▶ RAW RECORDS:
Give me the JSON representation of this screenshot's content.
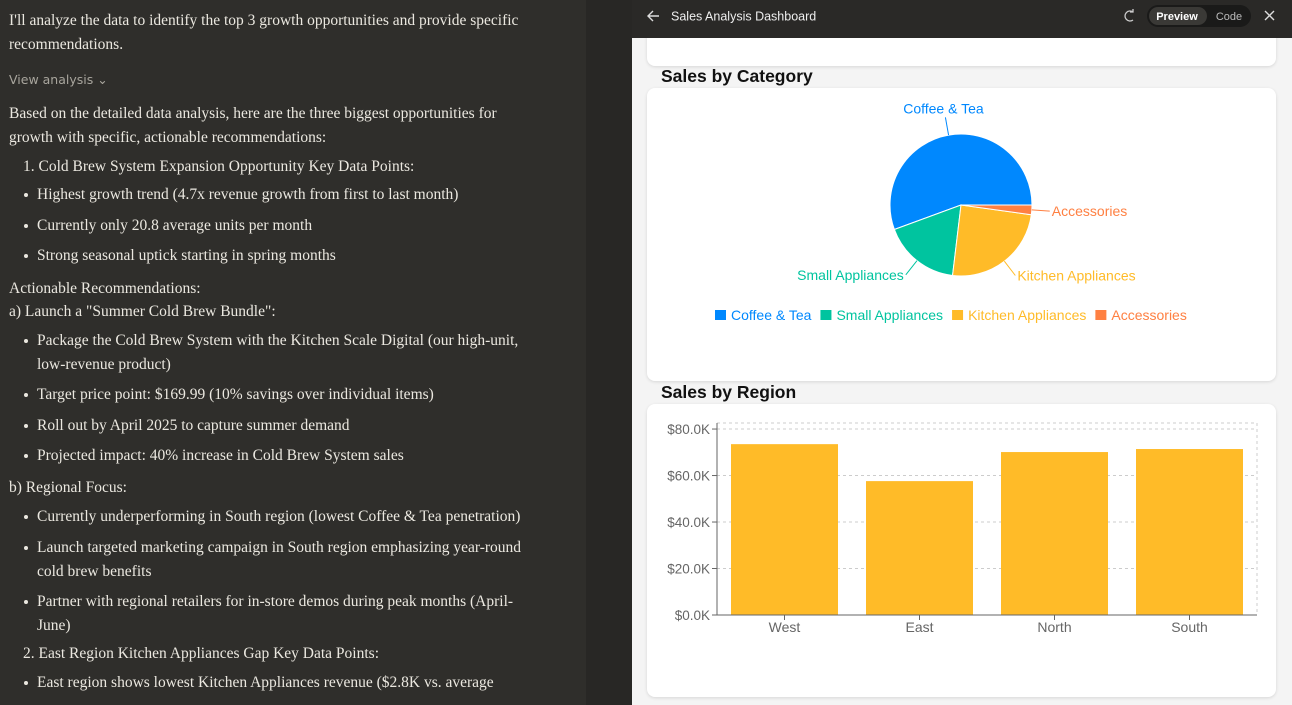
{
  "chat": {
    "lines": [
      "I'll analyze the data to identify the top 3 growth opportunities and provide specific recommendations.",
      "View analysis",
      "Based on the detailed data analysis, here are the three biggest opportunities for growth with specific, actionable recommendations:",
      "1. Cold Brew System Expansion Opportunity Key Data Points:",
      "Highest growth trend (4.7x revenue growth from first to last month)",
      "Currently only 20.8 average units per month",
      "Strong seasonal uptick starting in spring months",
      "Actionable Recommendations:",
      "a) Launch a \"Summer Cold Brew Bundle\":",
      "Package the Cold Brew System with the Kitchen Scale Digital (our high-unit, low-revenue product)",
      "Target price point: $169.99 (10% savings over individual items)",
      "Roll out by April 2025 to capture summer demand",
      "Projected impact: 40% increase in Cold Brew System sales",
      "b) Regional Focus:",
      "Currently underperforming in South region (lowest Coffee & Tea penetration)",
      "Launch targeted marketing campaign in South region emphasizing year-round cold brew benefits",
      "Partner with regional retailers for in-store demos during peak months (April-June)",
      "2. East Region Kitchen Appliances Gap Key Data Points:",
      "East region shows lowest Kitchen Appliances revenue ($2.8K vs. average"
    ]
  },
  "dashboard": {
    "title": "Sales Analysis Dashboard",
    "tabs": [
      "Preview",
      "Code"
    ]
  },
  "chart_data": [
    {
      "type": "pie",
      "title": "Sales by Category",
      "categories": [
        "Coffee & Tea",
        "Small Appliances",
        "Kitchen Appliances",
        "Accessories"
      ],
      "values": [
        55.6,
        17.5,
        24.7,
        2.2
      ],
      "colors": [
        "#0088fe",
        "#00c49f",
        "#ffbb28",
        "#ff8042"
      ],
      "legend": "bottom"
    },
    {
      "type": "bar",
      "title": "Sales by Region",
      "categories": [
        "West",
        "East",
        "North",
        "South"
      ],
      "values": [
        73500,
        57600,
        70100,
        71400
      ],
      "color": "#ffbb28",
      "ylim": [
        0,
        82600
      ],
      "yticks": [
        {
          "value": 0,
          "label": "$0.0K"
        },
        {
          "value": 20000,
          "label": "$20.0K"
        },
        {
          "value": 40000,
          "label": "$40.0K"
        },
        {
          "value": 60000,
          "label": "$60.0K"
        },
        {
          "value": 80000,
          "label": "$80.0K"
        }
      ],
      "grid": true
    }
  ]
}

▶ WHAT IS REQUIRED: Copy every line from the entries that contains the word "title".

▶ WRITTEN ANSWER:
    "title": "Sales Analysis Dashboard",
      "title": "Sales by Category",
      "title": "Sales by Region",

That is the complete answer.